— start Records supplied —

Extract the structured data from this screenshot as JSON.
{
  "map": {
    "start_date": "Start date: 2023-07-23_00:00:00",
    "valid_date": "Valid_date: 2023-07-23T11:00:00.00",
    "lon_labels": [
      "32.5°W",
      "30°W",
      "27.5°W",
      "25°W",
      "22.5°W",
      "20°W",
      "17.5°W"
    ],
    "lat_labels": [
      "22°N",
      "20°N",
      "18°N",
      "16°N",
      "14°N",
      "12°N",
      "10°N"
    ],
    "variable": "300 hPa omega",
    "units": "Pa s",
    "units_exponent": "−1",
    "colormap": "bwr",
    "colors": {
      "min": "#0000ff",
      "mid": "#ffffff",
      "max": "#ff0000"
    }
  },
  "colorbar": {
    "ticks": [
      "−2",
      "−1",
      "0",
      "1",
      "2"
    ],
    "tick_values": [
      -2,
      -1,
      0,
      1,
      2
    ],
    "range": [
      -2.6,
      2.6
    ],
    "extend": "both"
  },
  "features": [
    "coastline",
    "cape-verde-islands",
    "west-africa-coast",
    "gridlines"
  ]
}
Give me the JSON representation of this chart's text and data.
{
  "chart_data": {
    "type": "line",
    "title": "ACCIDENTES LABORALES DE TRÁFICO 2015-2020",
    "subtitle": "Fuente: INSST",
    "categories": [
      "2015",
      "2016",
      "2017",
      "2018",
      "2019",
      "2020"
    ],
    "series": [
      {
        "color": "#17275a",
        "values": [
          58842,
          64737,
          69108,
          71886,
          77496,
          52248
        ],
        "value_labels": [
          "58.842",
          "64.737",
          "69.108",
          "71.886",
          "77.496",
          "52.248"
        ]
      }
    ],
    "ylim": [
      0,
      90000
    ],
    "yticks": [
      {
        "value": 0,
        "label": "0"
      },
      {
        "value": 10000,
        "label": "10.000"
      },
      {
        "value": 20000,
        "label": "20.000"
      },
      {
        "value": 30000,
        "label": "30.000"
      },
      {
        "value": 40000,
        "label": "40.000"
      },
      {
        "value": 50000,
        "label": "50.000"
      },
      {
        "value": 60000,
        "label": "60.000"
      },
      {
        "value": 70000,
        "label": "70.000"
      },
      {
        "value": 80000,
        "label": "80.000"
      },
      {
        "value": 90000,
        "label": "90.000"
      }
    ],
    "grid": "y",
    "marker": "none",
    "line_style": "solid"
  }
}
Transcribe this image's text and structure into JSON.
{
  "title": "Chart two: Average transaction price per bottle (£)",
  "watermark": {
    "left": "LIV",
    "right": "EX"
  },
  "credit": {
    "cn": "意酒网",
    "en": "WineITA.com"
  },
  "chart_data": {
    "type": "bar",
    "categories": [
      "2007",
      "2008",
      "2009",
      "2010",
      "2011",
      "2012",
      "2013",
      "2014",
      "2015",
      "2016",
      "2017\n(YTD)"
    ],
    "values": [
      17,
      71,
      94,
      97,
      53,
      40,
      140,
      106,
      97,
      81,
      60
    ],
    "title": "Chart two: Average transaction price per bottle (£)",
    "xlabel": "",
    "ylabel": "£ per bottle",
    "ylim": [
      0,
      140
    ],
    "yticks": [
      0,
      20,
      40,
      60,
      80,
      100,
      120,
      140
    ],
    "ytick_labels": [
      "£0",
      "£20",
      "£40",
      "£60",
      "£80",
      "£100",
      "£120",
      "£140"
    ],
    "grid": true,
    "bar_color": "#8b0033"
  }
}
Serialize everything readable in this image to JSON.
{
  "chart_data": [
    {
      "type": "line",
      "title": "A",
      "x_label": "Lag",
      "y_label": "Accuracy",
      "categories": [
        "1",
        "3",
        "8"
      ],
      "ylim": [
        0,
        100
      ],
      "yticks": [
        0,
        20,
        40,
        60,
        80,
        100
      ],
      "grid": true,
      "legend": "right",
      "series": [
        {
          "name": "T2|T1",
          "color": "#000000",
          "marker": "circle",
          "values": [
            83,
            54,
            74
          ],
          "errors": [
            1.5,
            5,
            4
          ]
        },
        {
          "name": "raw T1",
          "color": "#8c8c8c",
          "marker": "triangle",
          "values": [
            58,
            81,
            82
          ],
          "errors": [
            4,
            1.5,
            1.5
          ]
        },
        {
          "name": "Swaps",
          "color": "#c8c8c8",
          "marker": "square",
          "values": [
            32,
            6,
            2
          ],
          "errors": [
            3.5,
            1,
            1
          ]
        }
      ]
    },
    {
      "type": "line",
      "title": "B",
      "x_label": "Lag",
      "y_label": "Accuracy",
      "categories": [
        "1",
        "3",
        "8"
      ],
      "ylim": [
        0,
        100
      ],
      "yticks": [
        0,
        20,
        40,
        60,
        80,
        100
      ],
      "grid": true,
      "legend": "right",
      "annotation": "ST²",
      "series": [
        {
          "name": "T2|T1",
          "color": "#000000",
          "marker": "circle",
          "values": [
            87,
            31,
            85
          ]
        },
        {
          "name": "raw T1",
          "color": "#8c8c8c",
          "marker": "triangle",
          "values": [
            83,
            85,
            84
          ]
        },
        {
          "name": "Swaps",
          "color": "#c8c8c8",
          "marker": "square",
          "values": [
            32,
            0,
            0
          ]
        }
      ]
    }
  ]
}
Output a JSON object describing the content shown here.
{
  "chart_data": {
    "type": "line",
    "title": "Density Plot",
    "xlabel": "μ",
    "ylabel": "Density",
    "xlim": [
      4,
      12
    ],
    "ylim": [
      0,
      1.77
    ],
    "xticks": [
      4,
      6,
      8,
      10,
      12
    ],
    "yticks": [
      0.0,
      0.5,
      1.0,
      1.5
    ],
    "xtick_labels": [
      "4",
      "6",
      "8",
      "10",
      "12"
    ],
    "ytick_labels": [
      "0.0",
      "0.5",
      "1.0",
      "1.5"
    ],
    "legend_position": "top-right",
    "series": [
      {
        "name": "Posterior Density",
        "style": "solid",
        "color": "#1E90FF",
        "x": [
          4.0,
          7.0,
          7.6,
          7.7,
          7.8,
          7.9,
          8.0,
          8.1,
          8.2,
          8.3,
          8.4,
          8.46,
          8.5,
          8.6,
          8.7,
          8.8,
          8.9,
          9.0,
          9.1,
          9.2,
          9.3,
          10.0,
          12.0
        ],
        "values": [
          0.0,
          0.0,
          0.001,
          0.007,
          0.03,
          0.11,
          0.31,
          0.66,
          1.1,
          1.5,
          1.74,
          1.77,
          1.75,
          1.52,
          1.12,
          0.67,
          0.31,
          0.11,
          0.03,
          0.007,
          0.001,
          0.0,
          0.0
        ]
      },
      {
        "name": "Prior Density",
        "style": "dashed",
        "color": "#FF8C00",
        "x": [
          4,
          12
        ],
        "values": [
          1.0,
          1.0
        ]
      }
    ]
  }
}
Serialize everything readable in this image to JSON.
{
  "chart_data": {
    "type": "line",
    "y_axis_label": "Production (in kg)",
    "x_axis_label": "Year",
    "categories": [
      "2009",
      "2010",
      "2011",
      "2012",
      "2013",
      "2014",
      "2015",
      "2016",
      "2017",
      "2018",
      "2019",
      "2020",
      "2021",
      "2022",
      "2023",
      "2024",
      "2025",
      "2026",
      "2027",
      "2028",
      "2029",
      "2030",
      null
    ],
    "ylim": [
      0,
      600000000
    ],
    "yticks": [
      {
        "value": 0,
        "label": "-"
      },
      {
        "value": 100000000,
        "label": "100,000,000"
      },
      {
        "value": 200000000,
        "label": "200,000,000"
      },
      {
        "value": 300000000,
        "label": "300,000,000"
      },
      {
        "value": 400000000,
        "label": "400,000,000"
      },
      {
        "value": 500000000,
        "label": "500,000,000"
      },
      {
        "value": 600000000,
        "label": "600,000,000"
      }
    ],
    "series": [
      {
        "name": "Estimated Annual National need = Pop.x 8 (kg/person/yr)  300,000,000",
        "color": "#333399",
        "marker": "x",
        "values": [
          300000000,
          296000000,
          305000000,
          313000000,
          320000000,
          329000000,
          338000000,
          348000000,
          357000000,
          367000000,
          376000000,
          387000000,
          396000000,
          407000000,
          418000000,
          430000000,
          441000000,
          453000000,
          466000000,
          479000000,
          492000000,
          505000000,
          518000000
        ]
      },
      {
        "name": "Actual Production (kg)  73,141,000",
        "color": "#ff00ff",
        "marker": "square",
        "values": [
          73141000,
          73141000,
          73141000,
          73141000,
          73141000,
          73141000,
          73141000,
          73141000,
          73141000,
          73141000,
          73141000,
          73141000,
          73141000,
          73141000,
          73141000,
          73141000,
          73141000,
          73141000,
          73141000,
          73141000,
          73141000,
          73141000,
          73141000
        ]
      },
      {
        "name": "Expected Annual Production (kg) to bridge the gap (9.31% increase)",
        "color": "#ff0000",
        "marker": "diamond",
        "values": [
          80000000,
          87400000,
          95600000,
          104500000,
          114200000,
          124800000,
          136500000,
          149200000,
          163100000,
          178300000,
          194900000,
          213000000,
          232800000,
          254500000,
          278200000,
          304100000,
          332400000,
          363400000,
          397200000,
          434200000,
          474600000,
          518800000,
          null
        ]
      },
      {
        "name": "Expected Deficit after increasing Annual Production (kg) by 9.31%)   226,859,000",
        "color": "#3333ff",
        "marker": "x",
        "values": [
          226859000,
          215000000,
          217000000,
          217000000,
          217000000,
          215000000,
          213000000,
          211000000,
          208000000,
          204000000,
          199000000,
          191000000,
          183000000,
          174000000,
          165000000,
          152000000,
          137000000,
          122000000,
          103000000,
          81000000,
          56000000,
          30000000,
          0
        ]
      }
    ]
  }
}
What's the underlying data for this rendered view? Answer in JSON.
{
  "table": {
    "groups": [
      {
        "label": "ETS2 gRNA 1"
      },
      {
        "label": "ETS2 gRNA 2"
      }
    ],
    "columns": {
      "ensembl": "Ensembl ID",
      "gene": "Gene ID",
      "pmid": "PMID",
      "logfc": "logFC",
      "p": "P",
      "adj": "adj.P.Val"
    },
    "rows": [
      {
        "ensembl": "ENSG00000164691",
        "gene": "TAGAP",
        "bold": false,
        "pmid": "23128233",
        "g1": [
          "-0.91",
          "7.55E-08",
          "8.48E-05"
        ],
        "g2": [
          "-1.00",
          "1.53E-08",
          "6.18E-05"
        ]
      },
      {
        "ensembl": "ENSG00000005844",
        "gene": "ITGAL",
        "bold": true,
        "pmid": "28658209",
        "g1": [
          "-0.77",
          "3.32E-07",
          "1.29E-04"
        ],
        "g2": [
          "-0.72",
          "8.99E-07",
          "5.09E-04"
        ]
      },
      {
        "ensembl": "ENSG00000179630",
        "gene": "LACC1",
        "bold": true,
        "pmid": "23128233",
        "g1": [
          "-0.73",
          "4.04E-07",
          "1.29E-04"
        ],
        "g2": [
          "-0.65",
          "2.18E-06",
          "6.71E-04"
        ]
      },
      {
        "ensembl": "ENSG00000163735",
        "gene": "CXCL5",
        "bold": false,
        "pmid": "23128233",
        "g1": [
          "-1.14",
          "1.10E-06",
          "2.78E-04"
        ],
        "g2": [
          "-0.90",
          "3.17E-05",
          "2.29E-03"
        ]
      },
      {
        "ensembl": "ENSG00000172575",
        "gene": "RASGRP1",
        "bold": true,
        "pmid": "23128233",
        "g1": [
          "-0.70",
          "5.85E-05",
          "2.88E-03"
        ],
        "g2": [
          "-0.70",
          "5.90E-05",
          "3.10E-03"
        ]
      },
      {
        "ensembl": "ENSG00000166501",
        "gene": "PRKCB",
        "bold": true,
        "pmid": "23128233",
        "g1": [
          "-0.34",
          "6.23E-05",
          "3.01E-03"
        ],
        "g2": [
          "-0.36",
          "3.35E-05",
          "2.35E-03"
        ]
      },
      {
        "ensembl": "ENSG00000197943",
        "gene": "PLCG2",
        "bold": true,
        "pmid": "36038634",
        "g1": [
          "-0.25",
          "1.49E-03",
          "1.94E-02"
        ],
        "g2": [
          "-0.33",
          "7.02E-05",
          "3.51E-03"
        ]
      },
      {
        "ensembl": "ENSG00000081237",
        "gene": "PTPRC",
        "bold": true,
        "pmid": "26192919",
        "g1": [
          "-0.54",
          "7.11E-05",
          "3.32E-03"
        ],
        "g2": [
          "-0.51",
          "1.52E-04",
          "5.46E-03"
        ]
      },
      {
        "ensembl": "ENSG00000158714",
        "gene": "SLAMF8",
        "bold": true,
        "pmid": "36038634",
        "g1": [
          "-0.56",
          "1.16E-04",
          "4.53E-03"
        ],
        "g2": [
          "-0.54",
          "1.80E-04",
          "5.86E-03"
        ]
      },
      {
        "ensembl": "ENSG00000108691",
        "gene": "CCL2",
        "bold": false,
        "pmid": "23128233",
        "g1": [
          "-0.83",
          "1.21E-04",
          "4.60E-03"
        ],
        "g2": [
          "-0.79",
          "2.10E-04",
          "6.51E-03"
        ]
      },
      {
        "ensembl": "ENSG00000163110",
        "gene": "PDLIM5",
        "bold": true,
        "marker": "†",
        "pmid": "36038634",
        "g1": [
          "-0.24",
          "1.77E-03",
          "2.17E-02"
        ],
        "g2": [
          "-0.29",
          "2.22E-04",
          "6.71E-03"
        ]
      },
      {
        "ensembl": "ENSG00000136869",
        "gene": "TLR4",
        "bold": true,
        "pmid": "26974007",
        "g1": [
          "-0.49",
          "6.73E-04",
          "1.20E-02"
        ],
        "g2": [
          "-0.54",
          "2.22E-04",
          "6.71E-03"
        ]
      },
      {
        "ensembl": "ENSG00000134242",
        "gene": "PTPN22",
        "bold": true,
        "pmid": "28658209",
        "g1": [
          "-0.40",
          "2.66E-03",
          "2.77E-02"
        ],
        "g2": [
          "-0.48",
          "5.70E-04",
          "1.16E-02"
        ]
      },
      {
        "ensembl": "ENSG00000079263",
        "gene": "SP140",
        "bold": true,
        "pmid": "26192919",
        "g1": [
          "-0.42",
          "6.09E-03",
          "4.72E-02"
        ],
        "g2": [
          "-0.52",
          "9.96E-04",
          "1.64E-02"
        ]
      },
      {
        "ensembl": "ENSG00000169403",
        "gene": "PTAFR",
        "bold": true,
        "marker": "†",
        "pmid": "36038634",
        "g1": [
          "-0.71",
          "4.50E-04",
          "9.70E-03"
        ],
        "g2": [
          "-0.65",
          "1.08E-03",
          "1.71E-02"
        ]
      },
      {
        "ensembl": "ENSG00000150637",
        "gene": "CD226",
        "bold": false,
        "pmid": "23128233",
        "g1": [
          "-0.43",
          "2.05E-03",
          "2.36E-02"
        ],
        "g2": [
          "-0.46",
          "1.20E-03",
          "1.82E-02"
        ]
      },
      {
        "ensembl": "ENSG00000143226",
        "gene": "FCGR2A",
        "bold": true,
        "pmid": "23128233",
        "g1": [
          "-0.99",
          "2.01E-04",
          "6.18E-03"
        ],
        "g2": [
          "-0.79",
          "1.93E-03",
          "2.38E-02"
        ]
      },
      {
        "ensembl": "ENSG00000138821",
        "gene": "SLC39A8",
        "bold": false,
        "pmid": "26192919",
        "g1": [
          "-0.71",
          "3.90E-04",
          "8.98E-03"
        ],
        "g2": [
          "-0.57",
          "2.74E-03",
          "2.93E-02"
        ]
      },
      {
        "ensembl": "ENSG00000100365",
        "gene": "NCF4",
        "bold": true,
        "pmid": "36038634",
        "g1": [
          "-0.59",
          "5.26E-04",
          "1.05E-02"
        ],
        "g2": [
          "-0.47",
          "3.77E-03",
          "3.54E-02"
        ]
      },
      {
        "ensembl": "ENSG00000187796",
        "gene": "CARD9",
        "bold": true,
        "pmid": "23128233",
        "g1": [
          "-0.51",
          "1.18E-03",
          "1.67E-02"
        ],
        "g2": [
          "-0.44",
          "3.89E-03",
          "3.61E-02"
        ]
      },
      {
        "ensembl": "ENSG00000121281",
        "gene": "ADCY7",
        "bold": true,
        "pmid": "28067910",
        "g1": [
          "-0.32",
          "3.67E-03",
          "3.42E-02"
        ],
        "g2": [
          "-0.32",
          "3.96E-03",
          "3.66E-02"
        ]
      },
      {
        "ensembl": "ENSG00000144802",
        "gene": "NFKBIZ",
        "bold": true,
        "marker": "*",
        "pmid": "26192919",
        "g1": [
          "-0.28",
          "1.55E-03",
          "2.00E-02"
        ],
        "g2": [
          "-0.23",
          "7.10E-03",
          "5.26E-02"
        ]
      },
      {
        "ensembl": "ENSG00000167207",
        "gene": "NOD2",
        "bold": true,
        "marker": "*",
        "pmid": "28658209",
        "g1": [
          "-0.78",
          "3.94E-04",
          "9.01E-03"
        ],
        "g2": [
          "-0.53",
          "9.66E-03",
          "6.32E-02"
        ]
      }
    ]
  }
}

— end Records supplied —

◆ **Problem statement**: Copy out each line of the records that holds the string "bottle".

◆ **Response to the exercise**:
  "title": "Chart two: Average transaction price per bottle (£)",
    "title": "Chart two: Average transaction price per bottle (£)",
    "ylabel": "£ per bottle",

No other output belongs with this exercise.